§ Task brief
Go through the material below and copy all lines with "based".

§ Dataset records

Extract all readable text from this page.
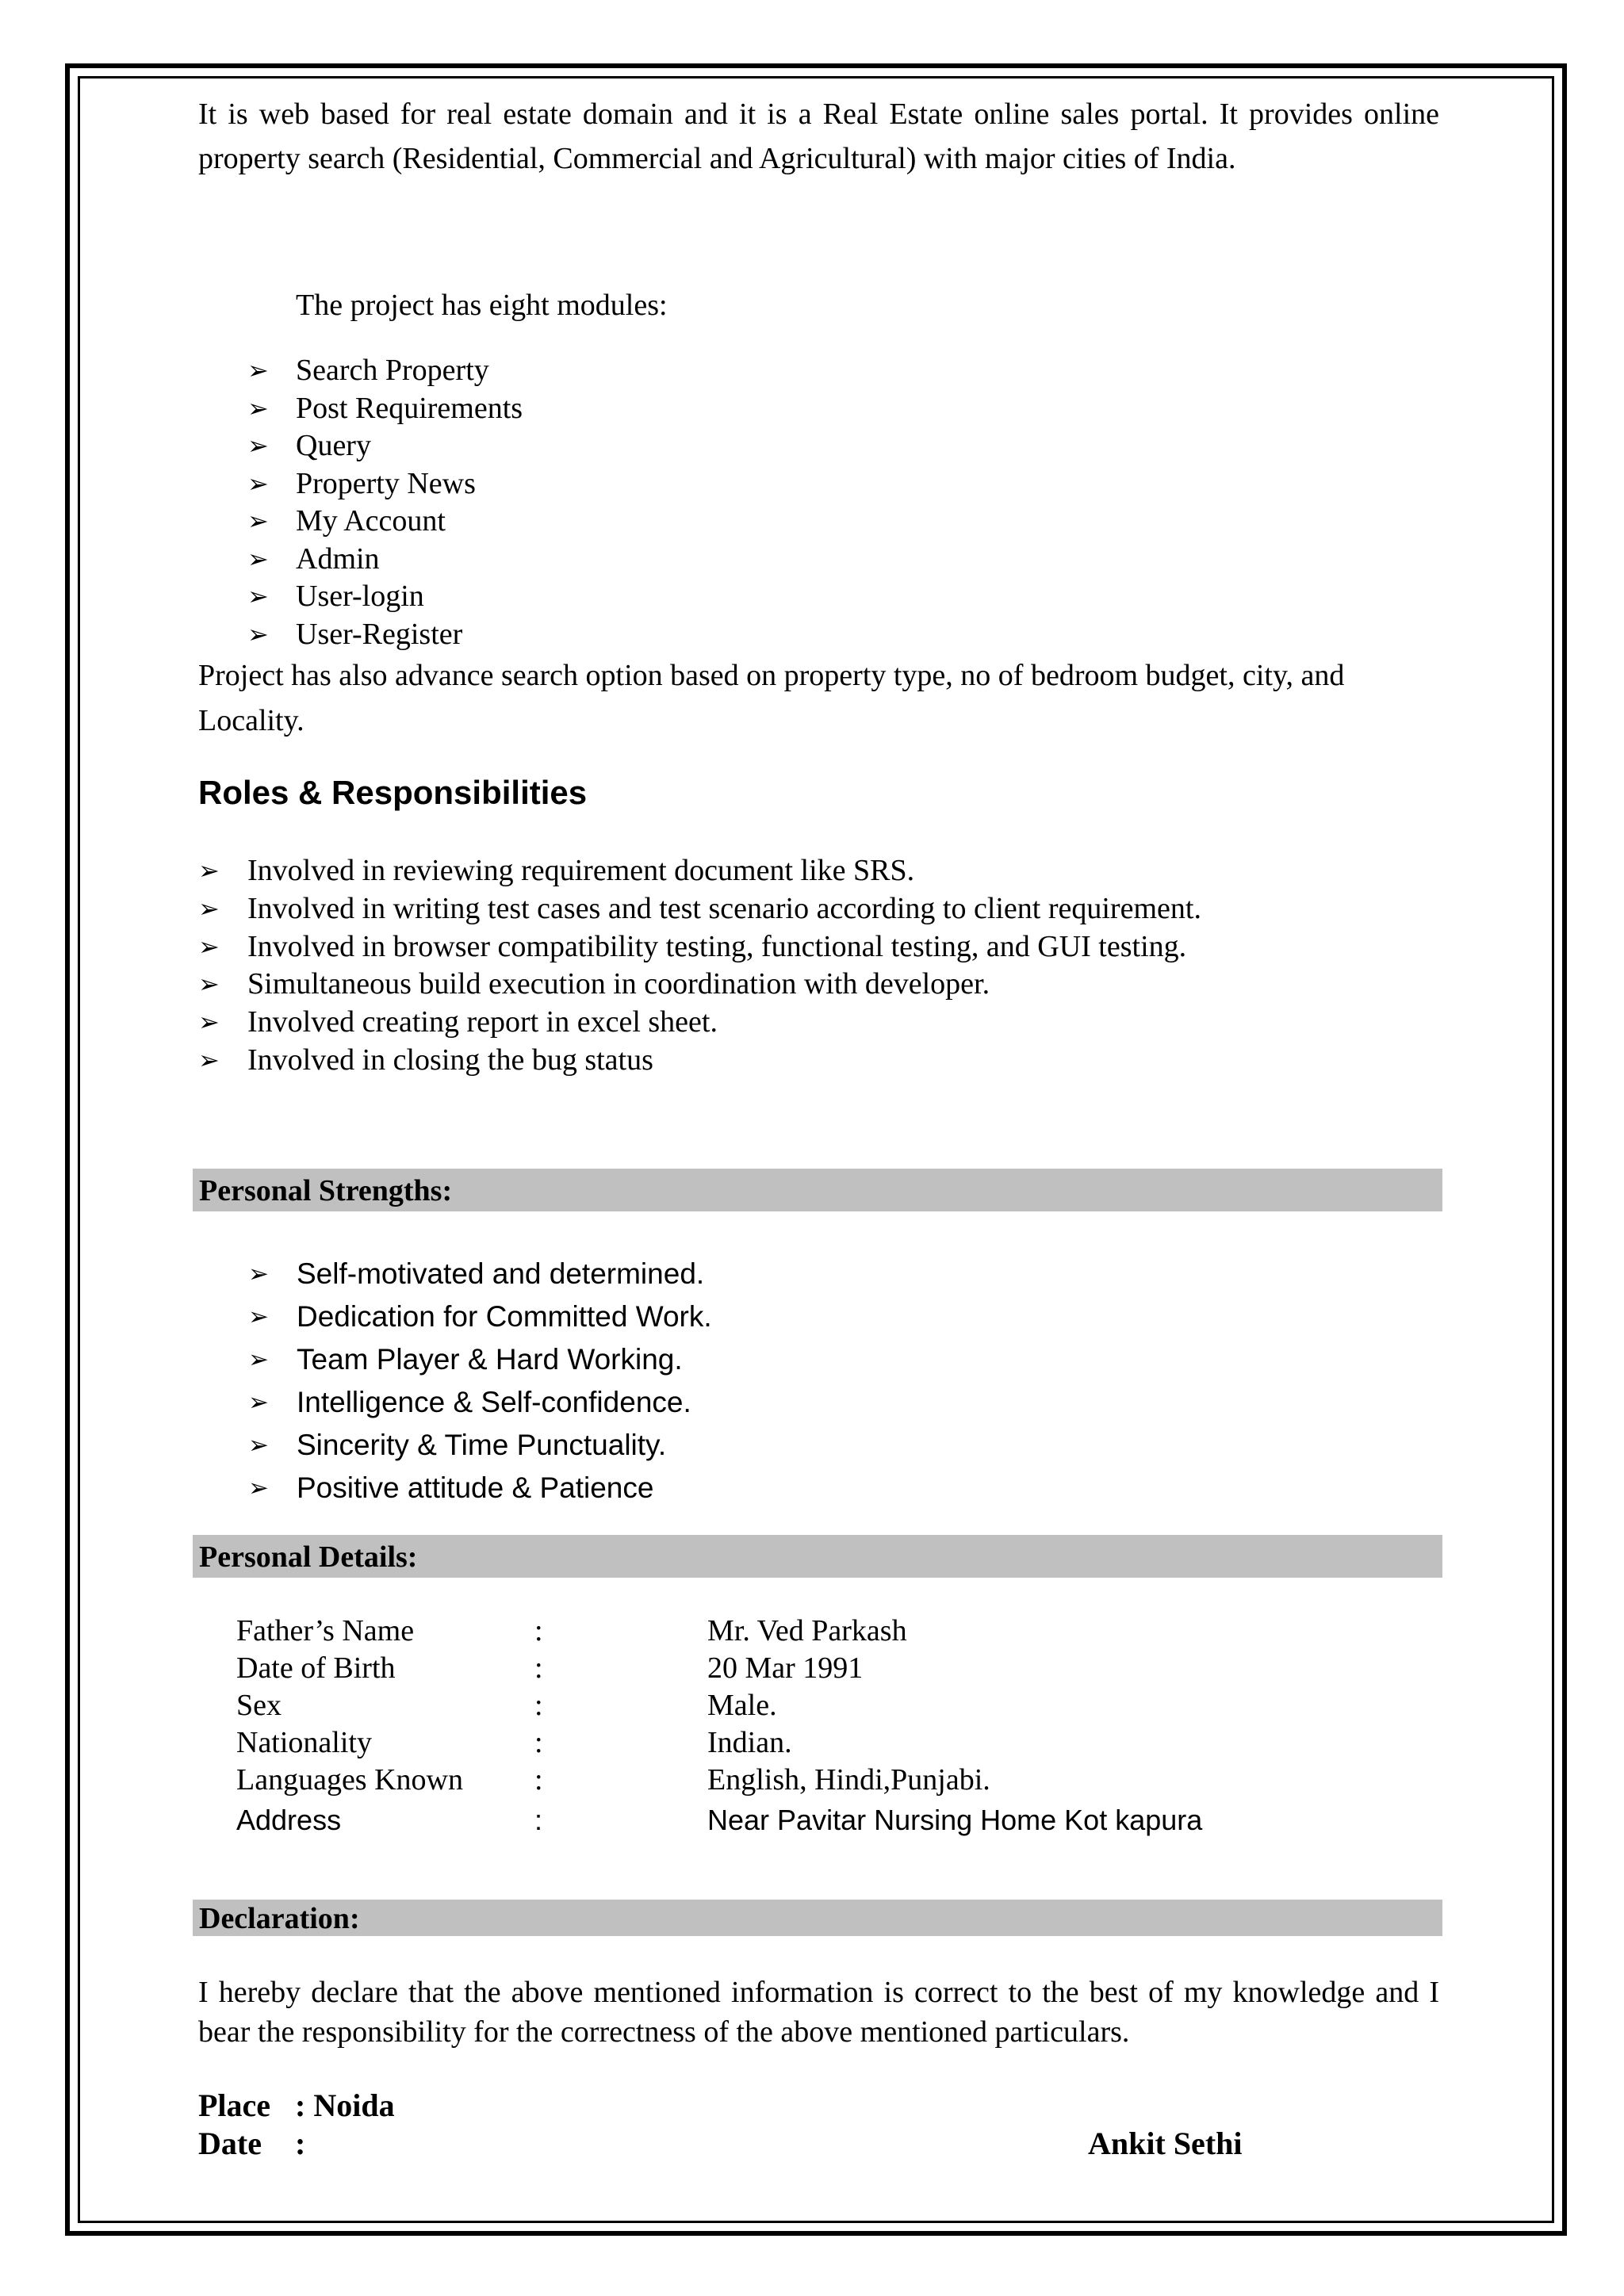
It is web based for real estate domain and it is a Real Estate online sales portal. It provides online property search (Residential, Commercial and Agricultural) with major cities of India.

The project has eight modules:
➢ Search Property
➢ Post Requirements
➢ Query
➢ Property News
➢ My Account
➢ Admin
➢ User-login
➢ User-Register

Project has also advance search option based on property type, no of bedroom budget, city, and Locality.

Roles & Responsibilities
➢ Involved in reviewing requirement document like SRS.
➢ Involved in writing test cases and test scenario according to client requirement.
➢ Involved in browser compatibility testing, functional testing, and GUI testing.
➢ Simultaneous build execution in coordination with developer.
➢ Involved creating report in excel sheet.
➢ Involved in closing the bug status
Personal Strengths:
➢ Self-motivated and determined.
➢ Dedication for Committed Work.
➢ Team Player & Hard Working.
➢ Intelligence & Self-confidence.
➢ Sincerity & Time Punctuality.
➢ Positive attitude & Patience
Personal Details:
Father’s Name	:	Mr. Ved Parkash
Date of Birth	:	20 Mar 1991
Sex	:	Male.
Nationality	:	Indian.
Languages Known :	English, Hindi,Punjabi.
Address	:	Near Pavitar Nursing Home Kot kapura
Declaration:

I hereby declare that the above mentioned information is correct to the best of my knowledge and I bear the responsibility for the correctness of the above mentioned particulars.

Place : Noida
Date :	Ankit Sethi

§ Written answer
It is web based for real estate domain and it is a Real Estate online sales portal. It provides online property search (Residential, Commercial and Agricultural) with major cities of India.
Project has also advance search option based on property type, no of bedroom budget, city, and Locality.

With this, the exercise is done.